• [Приведённый отрывок]:
----------
Казалось бы, лексикографы сделали свой выбор и отразили народные представления о добре. Можно успокоиться и порадоваться: в нравственном плане общество здорово. Однако вновь и вновь в русской литературе всплывает тема добра. Александр Исаевич Солженицын переживал: “Жаль, что добром, народным или своим, язык имущество наше называет”. Герой антиутопии Татьяны Толстой “Кысь” и вовсе не в состоянии подняться над материальным. Его мучит вопрос: “Много ли от Анфисы Терентьевны добра остамшись, и какое то добро?”
Вот и Юрий Буйда, наш современник, пишет рассказ с оксюморонным заглавием “Продавец добра”.
Как можно продать добро? Как можно продать то, что, на мой взгляд, можно разве что подарить или сотворить? Или вновь “добро” стало овеществлённым? И да, и нет. В рассказе сталкиваются два представления о добре.
Главный герой — Родион Иванович, целыми днями сидящий в “лавчонке на базаре, торговавшей скобяным товаром”. С первых же строк можно заметить, как сужается художественное пространство: уменьшительно-ласкательный суффикс “онк” в слове “лавчонка” подчеркивает это.
“Это был зимой и летом ледяной каменный мешок с единственным окном под самым потолком”. “Каменным мешком” (ублиетом) называлась когда-то подземная тюрьма в средневековых замках, по виду напоминающая колодец с дверью наверху, в неё сбрасывали осуждённых на пожизненное заключение. По сути, лавчонка и была для Родиона тюрьмой, в которой он был вынужден проводить всё свое время, “прислуживая” жене.
В основе образной системы лежит принцип антитезы: “В магазинчике командовала его жена — толстенькая энергичная бабёшка”, Родиона же рассказчик позже опишет как “тощего типа с печально-ласковым выражением лица”. Мягкий, “повинующийся её приказам” Родион Иванович, сидящий на одном месте, противопоставляется жене — “энергичной бабёшке”, “сыпавшей матерком”. Она — собирательный образ, как бы олицетворение обывателей этого убогонького городка. На это указывает и то, что её имя рассказчик так и не назовет.
----------
• [Цель задания]:
Продублируйте дословно часть отрывка о рассказе «Продавец добра», начиная со слов «Вот и Юрий Буйда, наш» и далее до слов «два представления о добре.» включительно. Для ответа опирайтесь только на приведённый отрывок.
----------
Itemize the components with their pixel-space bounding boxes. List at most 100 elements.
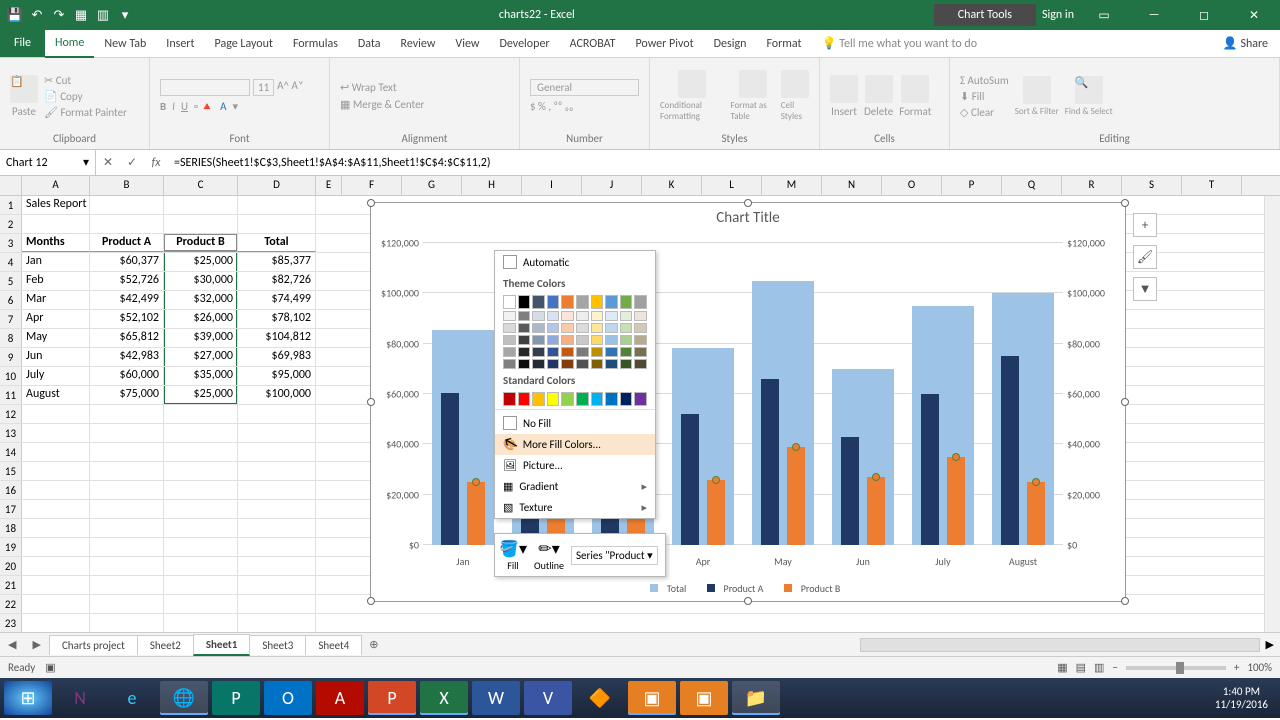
chart-title[interactable]: Chart Title xyxy=(371,203,1125,233)
taskbar-acrobat-icon[interactable]: A xyxy=(316,681,364,715)
tab-developer[interactable]: Developer xyxy=(489,31,559,57)
tab-file[interactable]: File xyxy=(0,30,45,57)
zoom-slider[interactable] xyxy=(1126,666,1226,670)
add-sheet-button[interactable]: ⊕ xyxy=(361,638,386,651)
color-swatch[interactable] xyxy=(591,392,604,406)
color-swatch[interactable] xyxy=(547,392,560,406)
sheet-tab[interactable]: Charts project xyxy=(49,635,138,655)
sign-in-link[interactable]: Sign in xyxy=(1042,8,1074,22)
cancel-formula-icon[interactable]: ✕ xyxy=(96,155,120,170)
color-swatch[interactable] xyxy=(605,295,618,309)
taskbar-onenote-icon[interactable]: N xyxy=(56,681,104,715)
sheet-tab[interactable]: Sheet1 xyxy=(193,634,251,656)
chart-legend[interactable]: Total Product A Product B xyxy=(371,582,1125,595)
texture-fill-item[interactable]: ▧Texture▸ xyxy=(495,497,655,518)
vertical-scrollbar[interactable] xyxy=(1264,196,1280,632)
col-header[interactable]: H xyxy=(462,176,522,195)
color-swatch[interactable] xyxy=(503,295,516,309)
chart-object[interactable]: Chart Title $0$20,000$40,000$60,000$80,0… xyxy=(370,202,1126,602)
cut-button[interactable]: ✂ Cut xyxy=(44,74,127,87)
taskbar-word-icon[interactable]: W xyxy=(472,681,520,715)
color-swatch[interactable] xyxy=(518,295,531,309)
color-swatch[interactable] xyxy=(591,295,604,309)
taskbar-clock[interactable]: 1:40 PM11/19/2016 xyxy=(1207,685,1276,711)
delete-cells-button[interactable]: Delete xyxy=(864,75,893,118)
color-swatch[interactable] xyxy=(620,392,633,406)
col-header[interactable]: P xyxy=(942,176,1002,195)
tab-home[interactable]: Home xyxy=(45,30,94,58)
color-swatch[interactable] xyxy=(605,392,618,406)
taskbar-chrome-icon[interactable]: 🌐 xyxy=(160,681,208,715)
minimize-icon[interactable]: — xyxy=(1134,0,1174,30)
no-fill-item[interactable]: No Fill xyxy=(495,412,655,434)
taskbar-vlc-icon[interactable]: 🔶 xyxy=(576,681,624,715)
zoom-level[interactable]: 100% xyxy=(1247,661,1272,674)
copy-button[interactable]: 📄 Copy xyxy=(44,90,127,103)
format-painter-button[interactable]: 🖌 Format Painter xyxy=(44,106,127,119)
col-header[interactable]: T xyxy=(1182,176,1242,195)
color-swatch[interactable] xyxy=(503,392,516,406)
taskbar-powerpoint-icon[interactable]: P xyxy=(368,681,416,715)
more-fill-colors-item[interactable]: 🎨More Fill Colors... xyxy=(495,434,655,455)
insert-cells-button[interactable]: Insert xyxy=(830,75,858,118)
paste-button[interactable]: 📋Paste xyxy=(10,75,38,118)
col-header[interactable]: L xyxy=(702,176,762,195)
clear-button[interactable]: ◇ Clear xyxy=(960,106,1009,119)
conditional-formatting-button[interactable]: Conditional Formatting xyxy=(660,70,725,122)
find-select-button[interactable]: 🔍Find & Select xyxy=(1065,76,1113,117)
tab-power-pivot[interactable]: Power Pivot xyxy=(625,31,703,57)
zoom-out-icon[interactable]: − xyxy=(1112,661,1117,674)
color-swatch[interactable] xyxy=(576,392,589,406)
sheet-nav-prev[interactable]: ◀ xyxy=(0,638,24,651)
zoom-in-icon[interactable]: + xyxy=(1234,661,1239,674)
tab-view[interactable]: View xyxy=(445,31,489,57)
series-selector[interactable]: Series "Product ▾ xyxy=(571,546,658,565)
taskbar-visio-icon[interactable]: V xyxy=(524,681,572,715)
sheet-tab[interactable]: Sheet3 xyxy=(249,635,306,655)
chart-styles-button[interactable]: 🖌 xyxy=(1133,245,1157,269)
tab-page-layout[interactable]: Page Layout xyxy=(205,31,283,57)
col-header[interactable]: M xyxy=(762,176,822,195)
redo-icon[interactable]: ↷ xyxy=(50,6,68,24)
gradient-fill-item[interactable]: ▦Gradient▸ xyxy=(495,476,655,497)
col-header[interactable]: F xyxy=(342,176,402,195)
share-button[interactable]: 👤 Share xyxy=(1223,36,1268,51)
scroll-right-icon[interactable]: ▶ xyxy=(1260,638,1280,651)
col-header[interactable]: A xyxy=(22,176,90,195)
qat-dropdown-icon[interactable]: ▾ xyxy=(116,6,134,24)
chart-filters-button[interactable]: ▼ xyxy=(1133,277,1157,301)
format-cells-button[interactable]: Format xyxy=(899,75,931,118)
close-icon[interactable]: ✕ xyxy=(1234,0,1274,30)
tab-formulas[interactable]: Formulas xyxy=(283,31,348,57)
tab-acrobat[interactable]: ACROBAT xyxy=(560,31,626,57)
wrap-text-button[interactable]: ↩ Wrap Text xyxy=(340,81,424,94)
view-normal-icon[interactable]: ▦ xyxy=(1057,661,1067,674)
format-as-table-button[interactable]: Format as Table xyxy=(731,70,775,122)
taskbar-publisher-icon[interactable]: P xyxy=(212,681,260,715)
col-header[interactable]: C xyxy=(164,176,238,195)
tab-new[interactable]: New Tab xyxy=(94,31,156,57)
mini-outline-button[interactable]: ✏▾Outline xyxy=(531,537,567,574)
macro-record-icon[interactable]: ▣ xyxy=(45,661,55,674)
color-swatch[interactable] xyxy=(547,295,560,309)
tell-me-input[interactable]: 💡 Tell me what you want to do xyxy=(822,36,977,51)
sort-filter-button[interactable]: Sort & Filter xyxy=(1015,76,1059,117)
cell-styles-button[interactable]: Cell Styles xyxy=(781,70,809,122)
sheet-nav-next[interactable]: ▶ xyxy=(24,638,48,651)
mini-fill-button[interactable]: 🪣▾Fill xyxy=(495,537,531,574)
picture-fill-item[interactable]: 🖼Picture... xyxy=(495,455,655,476)
taskbar-outlook-icon[interactable]: O xyxy=(264,681,312,715)
tab-review[interactable]: Review xyxy=(391,31,446,57)
col-header[interactable]: N xyxy=(822,176,882,195)
view-page-layout-icon[interactable]: ▤ xyxy=(1076,661,1086,674)
autosum-button[interactable]: Σ AutoSum xyxy=(960,74,1009,87)
formula-input[interactable]: =SERIES(Sheet1!$C$3,Sheet1!$A$4:$A$11,Sh… xyxy=(168,156,491,170)
col-header[interactable]: S xyxy=(1122,176,1182,195)
fx-icon[interactable]: fx xyxy=(144,156,168,170)
color-swatch[interactable] xyxy=(634,392,647,406)
fill-automatic[interactable]: Automatic xyxy=(495,251,655,273)
chart-elements-button[interactable]: + xyxy=(1133,213,1157,237)
taskbar-ie-icon[interactable]: e xyxy=(108,681,156,715)
tab-insert[interactable]: Insert xyxy=(156,31,204,57)
enter-formula-icon[interactable]: ✓ xyxy=(120,155,144,170)
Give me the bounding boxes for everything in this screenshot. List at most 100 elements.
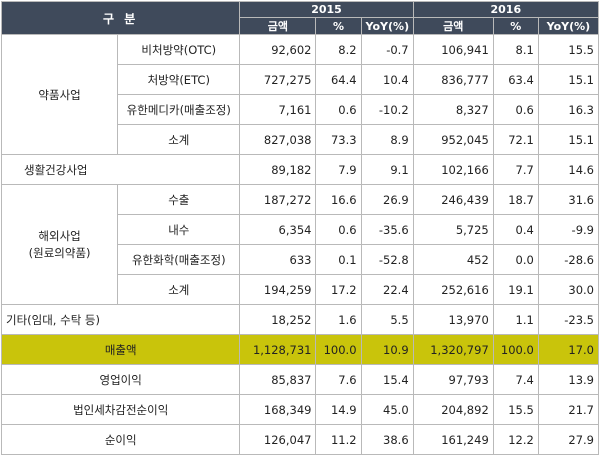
----------
• [Ответ на задание]:
Вот и Юрий Буйда, наш современник, пишет рассказ с оксюморонным заглавием “Продавец добра”.
Как можно продать добро? Как можно продать то, что, на мой взгляд, можно разве что подарить или сотворить? Или вновь “добро” стало овеществлённым? И да, и нет. В рассказе сталкиваются два представления о добре.